* _Task details_
Work out the number of lines with the word "description" in the material below, then reply with that number only.

— start of Data rows —

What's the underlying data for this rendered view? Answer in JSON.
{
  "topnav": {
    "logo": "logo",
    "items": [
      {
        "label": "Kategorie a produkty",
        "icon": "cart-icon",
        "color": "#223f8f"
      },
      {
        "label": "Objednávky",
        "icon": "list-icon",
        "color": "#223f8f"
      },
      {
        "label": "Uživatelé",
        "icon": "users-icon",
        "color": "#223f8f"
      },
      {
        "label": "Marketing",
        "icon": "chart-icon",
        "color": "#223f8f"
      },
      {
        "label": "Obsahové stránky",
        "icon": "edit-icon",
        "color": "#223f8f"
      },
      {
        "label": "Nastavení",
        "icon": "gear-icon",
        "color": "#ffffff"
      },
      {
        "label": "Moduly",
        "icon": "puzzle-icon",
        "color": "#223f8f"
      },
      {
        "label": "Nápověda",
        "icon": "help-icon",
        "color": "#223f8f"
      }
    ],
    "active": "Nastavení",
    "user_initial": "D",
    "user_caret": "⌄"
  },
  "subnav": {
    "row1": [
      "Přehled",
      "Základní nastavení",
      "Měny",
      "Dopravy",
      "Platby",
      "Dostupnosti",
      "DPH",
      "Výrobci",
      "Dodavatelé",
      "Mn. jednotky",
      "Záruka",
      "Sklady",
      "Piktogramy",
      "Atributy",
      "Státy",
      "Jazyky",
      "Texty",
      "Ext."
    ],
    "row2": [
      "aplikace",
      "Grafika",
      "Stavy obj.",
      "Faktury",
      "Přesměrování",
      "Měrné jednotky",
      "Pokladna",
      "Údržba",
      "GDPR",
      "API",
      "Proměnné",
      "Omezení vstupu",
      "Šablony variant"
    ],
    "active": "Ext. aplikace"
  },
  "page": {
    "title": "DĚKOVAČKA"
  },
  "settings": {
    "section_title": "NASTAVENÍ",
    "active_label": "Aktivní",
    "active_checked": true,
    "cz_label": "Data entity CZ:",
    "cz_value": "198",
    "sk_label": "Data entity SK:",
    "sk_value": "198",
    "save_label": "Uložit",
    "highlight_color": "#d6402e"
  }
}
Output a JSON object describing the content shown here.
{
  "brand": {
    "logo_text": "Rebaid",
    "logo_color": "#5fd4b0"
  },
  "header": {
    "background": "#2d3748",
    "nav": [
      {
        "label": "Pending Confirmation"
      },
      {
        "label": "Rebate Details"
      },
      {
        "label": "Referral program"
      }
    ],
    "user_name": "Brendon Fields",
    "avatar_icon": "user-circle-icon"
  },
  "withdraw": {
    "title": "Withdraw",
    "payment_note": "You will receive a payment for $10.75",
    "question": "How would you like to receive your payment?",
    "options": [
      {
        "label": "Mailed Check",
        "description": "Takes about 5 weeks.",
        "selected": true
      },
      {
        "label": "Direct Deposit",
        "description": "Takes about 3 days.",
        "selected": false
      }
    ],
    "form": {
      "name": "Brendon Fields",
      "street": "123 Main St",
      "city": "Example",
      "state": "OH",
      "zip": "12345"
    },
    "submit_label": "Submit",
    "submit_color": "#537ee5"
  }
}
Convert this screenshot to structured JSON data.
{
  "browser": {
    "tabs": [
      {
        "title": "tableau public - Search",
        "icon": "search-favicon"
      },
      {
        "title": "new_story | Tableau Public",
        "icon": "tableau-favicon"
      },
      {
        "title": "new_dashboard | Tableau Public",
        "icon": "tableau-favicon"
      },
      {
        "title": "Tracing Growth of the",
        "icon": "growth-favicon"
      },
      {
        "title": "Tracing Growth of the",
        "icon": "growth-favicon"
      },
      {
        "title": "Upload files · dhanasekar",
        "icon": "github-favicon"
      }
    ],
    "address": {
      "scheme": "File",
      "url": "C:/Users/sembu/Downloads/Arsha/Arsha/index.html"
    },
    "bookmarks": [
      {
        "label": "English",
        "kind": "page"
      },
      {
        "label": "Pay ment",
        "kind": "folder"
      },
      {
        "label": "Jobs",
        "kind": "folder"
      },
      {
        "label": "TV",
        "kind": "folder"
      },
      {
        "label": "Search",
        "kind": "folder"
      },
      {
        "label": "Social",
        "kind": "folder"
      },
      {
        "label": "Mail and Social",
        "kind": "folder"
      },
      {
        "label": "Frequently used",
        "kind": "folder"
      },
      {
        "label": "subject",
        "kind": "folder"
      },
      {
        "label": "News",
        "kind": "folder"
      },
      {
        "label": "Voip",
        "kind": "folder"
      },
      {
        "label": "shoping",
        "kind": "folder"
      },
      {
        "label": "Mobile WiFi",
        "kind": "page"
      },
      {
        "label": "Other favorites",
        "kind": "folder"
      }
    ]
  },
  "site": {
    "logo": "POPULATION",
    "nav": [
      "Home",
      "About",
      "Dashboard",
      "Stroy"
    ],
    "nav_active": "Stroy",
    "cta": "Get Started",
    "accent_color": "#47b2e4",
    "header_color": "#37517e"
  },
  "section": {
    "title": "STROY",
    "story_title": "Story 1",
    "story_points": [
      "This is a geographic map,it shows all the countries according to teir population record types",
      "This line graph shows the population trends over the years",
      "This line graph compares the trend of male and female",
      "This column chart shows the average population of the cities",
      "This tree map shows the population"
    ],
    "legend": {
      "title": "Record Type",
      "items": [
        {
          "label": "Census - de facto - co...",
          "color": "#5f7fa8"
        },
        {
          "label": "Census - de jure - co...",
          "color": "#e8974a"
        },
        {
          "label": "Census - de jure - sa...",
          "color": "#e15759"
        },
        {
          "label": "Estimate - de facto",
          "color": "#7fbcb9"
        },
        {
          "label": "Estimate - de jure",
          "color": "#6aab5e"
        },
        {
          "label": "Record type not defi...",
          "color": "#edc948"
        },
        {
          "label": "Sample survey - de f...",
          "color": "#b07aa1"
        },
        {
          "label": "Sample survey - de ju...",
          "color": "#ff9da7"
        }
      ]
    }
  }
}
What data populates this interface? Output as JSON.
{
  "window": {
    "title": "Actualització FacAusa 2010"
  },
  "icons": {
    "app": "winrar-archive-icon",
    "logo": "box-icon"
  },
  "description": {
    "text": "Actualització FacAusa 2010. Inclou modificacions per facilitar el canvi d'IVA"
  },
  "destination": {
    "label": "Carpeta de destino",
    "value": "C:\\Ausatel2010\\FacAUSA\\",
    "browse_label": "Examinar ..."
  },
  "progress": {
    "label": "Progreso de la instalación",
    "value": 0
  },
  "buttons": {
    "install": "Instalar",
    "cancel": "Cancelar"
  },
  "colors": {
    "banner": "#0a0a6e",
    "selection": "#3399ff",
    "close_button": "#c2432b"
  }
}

— end of Data rows —

* _Output for this exercise_
3